**What you will do**
Take every line that has the string "апельсина" and copy it out.

**Provided material**

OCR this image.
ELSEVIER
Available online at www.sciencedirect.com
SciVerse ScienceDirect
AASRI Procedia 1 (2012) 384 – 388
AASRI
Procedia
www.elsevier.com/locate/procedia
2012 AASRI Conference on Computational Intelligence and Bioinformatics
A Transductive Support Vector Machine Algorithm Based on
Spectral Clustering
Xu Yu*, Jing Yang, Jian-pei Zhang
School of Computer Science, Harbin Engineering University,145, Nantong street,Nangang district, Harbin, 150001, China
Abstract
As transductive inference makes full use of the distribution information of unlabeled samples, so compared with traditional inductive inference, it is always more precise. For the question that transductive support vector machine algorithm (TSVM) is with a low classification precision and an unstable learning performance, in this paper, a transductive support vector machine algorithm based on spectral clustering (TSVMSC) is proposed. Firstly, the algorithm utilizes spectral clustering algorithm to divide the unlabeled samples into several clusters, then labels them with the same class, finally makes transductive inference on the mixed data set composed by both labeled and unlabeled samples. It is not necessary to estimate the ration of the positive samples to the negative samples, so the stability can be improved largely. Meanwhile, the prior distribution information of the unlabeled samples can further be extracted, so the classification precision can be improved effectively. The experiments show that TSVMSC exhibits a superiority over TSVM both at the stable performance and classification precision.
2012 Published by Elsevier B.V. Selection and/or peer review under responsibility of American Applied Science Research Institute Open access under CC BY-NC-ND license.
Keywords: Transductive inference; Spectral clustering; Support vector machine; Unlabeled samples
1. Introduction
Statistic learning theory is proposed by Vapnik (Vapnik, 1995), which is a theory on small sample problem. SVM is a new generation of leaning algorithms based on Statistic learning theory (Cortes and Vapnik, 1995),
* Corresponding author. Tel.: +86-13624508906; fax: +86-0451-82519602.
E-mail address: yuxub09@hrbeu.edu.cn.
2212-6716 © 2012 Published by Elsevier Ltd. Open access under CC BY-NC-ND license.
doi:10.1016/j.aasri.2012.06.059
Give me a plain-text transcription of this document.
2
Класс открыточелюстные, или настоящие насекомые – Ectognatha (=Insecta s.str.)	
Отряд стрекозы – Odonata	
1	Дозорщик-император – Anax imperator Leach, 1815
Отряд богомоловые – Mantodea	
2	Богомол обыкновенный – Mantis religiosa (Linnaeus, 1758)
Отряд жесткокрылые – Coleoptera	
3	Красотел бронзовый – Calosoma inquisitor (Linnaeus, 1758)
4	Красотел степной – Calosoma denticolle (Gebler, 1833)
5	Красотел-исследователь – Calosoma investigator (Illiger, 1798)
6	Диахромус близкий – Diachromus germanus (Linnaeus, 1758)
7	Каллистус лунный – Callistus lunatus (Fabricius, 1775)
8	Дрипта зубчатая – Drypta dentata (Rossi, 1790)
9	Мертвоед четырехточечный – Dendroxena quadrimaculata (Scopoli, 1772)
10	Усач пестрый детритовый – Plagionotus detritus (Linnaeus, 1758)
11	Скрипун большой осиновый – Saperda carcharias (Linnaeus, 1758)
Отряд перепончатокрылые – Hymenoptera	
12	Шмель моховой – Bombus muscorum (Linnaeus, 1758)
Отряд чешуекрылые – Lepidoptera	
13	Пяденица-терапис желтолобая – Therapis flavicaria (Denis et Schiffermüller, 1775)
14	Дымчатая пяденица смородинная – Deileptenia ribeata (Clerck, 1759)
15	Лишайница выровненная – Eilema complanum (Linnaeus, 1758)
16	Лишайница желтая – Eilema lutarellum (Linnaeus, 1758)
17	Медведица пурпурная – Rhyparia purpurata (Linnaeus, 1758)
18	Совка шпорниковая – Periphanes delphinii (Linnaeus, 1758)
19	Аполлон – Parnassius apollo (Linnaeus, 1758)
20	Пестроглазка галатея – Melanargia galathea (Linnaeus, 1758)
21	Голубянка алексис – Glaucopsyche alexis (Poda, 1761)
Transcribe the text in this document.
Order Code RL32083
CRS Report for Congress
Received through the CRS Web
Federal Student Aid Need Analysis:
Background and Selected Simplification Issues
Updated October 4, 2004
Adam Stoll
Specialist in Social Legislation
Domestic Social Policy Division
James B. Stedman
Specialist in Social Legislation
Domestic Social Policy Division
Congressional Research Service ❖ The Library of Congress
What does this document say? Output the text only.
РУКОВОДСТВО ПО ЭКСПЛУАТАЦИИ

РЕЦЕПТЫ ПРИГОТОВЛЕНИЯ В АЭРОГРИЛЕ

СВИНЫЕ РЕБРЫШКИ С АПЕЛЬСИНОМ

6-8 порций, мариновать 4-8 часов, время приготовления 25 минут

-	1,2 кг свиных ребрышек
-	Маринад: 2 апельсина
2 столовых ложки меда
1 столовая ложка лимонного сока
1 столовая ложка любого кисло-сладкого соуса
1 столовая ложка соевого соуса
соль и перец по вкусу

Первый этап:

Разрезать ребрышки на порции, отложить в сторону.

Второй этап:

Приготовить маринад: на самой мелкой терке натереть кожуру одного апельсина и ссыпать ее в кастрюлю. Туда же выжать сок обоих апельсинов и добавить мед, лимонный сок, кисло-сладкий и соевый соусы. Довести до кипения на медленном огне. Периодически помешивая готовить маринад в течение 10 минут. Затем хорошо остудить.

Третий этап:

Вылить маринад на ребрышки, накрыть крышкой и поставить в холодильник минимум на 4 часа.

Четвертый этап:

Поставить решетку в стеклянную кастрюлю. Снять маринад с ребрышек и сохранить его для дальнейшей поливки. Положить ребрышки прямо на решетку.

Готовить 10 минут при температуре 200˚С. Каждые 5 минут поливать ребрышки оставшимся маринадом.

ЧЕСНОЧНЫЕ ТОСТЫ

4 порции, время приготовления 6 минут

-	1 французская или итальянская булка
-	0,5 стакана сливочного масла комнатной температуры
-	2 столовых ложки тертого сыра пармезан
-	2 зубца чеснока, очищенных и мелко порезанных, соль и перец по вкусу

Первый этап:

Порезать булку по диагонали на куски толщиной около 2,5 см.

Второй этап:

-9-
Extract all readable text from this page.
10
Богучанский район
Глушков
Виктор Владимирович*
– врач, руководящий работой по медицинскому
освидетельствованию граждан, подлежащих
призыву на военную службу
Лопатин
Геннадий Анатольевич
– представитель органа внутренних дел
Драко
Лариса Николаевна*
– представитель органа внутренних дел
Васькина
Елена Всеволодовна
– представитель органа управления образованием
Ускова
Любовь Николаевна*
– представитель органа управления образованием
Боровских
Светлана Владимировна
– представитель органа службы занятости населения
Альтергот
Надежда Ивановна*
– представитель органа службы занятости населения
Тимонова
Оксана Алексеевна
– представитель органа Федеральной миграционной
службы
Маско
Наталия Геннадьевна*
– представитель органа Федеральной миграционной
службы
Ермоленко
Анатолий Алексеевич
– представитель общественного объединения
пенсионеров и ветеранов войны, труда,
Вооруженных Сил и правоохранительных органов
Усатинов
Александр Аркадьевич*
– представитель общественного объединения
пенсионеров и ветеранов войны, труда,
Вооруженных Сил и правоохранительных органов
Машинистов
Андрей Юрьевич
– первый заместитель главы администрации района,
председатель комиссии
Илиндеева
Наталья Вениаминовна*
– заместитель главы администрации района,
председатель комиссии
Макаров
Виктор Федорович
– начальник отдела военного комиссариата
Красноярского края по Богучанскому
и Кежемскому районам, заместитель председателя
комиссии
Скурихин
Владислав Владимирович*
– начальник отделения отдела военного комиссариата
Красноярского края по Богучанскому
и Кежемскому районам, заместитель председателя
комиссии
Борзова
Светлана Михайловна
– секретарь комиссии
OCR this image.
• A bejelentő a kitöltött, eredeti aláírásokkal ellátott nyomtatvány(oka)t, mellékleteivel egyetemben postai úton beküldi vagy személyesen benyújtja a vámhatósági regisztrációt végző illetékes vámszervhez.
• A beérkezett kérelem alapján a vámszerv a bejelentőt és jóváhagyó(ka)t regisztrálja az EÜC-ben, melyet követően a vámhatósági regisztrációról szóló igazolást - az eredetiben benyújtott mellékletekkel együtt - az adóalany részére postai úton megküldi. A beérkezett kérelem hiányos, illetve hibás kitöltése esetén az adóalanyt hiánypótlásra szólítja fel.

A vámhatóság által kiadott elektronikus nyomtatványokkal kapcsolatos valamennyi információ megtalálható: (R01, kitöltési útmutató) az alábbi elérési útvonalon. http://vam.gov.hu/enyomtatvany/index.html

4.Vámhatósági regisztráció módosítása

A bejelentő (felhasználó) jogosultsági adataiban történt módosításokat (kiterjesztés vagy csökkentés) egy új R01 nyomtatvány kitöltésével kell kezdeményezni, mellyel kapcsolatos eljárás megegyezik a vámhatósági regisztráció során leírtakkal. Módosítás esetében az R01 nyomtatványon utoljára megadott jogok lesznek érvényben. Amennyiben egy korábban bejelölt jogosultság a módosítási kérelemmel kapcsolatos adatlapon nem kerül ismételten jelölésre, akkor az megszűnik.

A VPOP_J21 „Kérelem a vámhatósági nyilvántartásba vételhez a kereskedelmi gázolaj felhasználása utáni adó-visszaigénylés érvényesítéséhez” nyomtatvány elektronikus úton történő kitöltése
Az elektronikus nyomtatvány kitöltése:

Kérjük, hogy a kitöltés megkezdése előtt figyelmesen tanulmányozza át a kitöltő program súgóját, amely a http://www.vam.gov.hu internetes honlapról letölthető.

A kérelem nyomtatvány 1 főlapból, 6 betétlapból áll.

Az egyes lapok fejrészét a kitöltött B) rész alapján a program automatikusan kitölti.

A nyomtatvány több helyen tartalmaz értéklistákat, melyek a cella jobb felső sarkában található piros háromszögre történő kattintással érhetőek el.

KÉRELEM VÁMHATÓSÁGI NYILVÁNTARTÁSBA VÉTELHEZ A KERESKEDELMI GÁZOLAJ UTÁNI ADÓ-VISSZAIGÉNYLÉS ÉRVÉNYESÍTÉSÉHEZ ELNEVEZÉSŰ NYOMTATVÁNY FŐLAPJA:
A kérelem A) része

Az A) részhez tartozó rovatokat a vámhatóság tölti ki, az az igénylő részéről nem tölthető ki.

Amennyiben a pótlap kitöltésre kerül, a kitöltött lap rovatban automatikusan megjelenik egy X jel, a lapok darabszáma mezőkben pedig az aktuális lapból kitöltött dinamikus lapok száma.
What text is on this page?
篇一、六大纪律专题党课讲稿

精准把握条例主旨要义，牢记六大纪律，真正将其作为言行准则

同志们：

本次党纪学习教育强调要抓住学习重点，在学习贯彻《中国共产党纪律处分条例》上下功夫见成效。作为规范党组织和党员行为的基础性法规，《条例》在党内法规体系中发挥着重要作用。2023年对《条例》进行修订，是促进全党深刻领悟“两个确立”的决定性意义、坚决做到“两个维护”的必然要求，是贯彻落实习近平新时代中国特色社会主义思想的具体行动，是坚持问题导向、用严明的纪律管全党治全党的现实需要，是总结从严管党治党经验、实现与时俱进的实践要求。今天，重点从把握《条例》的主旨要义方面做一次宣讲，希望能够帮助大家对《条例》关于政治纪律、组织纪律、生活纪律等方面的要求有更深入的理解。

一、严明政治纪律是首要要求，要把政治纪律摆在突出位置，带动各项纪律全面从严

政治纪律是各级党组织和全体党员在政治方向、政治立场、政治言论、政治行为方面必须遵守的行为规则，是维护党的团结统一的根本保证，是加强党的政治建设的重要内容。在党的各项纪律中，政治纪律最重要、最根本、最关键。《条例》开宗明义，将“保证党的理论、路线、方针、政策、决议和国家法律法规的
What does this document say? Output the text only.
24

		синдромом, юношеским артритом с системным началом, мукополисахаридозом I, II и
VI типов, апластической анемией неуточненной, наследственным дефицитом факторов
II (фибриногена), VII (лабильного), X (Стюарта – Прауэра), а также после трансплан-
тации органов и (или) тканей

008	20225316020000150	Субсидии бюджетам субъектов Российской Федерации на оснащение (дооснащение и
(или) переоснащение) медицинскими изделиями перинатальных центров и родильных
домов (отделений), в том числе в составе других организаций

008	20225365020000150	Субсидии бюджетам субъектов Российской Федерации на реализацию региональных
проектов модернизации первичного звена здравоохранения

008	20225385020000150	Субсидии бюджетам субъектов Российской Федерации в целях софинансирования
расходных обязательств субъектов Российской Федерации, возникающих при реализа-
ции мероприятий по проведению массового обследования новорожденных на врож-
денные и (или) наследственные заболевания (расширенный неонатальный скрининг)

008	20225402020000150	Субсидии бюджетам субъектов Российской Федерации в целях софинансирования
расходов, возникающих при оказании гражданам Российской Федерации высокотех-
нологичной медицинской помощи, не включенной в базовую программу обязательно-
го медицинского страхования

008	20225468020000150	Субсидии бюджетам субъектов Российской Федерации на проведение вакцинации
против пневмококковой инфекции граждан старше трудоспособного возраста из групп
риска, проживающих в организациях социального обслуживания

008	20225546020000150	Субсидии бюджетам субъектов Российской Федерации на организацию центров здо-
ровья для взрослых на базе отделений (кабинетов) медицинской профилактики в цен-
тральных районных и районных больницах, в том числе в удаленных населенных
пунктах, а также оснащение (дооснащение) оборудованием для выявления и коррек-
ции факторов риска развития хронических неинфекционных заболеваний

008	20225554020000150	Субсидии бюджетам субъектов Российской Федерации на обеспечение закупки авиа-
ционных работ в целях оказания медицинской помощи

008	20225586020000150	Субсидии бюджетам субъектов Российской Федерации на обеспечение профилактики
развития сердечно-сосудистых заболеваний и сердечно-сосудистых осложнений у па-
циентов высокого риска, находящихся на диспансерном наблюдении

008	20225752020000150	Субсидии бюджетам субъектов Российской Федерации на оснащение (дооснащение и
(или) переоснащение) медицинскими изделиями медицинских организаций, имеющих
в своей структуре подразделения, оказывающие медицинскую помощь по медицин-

**Result of the task**
-	Маринад: 2 апельсина
Приготовить маринад: на самой мелкой терке натереть кожуру одного апельсина и ссыпать ее в кастрюлю. Туда же выжать сок обоих апельсинов и добавить мед, лимонный сок, кисло-сладкий и соевый соусы. Довести до кипения на медленном огне. Периодически помешивая готовить маринад в течение 10 минут. Затем хорошо остудить.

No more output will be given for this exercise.